## Work to be completed
Where the string "your" shows up in a line of the records, copy that line.

____

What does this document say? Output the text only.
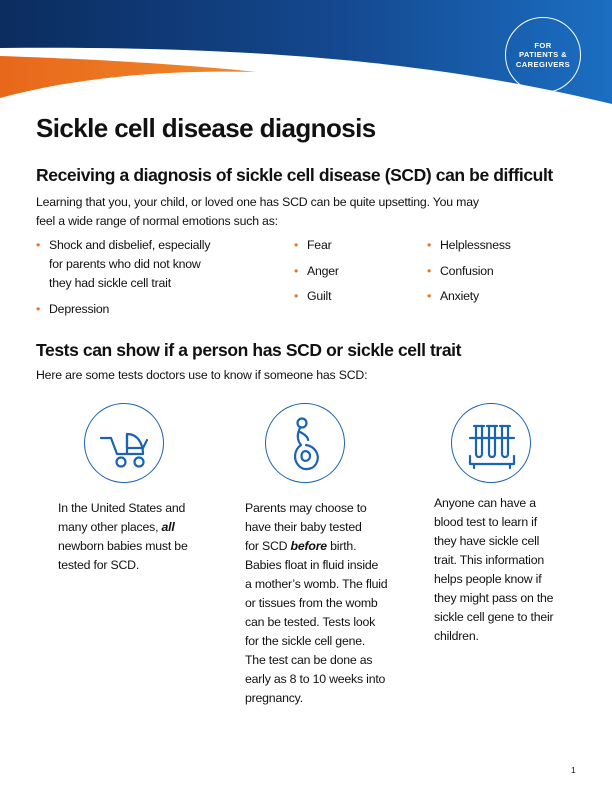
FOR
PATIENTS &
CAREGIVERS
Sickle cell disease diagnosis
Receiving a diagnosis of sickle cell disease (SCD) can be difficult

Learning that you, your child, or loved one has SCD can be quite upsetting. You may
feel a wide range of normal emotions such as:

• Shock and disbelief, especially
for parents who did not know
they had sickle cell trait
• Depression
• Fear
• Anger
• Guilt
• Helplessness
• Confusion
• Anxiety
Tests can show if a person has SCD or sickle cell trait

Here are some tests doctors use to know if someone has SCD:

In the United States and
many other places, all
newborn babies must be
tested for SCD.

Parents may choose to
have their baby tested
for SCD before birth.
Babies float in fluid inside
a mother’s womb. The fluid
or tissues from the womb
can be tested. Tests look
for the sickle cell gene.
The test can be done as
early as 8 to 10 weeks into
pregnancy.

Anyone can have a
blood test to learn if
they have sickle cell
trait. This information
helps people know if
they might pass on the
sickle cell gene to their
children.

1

____

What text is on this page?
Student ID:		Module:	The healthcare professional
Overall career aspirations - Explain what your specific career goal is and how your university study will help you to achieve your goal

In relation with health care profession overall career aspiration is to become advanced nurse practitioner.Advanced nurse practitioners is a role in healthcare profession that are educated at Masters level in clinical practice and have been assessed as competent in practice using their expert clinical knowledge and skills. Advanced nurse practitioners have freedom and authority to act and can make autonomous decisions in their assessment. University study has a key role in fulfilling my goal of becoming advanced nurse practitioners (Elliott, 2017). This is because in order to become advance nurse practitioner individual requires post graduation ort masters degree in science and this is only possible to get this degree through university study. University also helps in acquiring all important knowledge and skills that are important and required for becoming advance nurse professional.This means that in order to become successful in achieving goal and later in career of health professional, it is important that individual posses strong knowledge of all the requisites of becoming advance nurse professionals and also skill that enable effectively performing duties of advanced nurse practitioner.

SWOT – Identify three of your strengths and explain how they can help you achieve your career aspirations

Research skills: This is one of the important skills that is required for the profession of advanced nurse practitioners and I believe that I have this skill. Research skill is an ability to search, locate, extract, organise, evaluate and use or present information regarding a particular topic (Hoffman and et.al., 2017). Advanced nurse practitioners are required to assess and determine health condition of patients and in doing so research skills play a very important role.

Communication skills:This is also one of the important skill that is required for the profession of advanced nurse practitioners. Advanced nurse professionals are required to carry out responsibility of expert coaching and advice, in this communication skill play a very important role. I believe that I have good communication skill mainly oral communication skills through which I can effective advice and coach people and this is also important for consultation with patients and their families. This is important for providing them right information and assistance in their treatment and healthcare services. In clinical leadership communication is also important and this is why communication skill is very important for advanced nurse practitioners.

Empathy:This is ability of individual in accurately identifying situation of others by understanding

____

## Response below
Learning that you, your child, or loved one has SCD can be quite upsetting. You may
Overall career aspirations - Explain what your specific career goal is and how your university study will help you to achieve your goal
SWOT – Identify three of your strengths and explain how they can help you achieve your career aspirations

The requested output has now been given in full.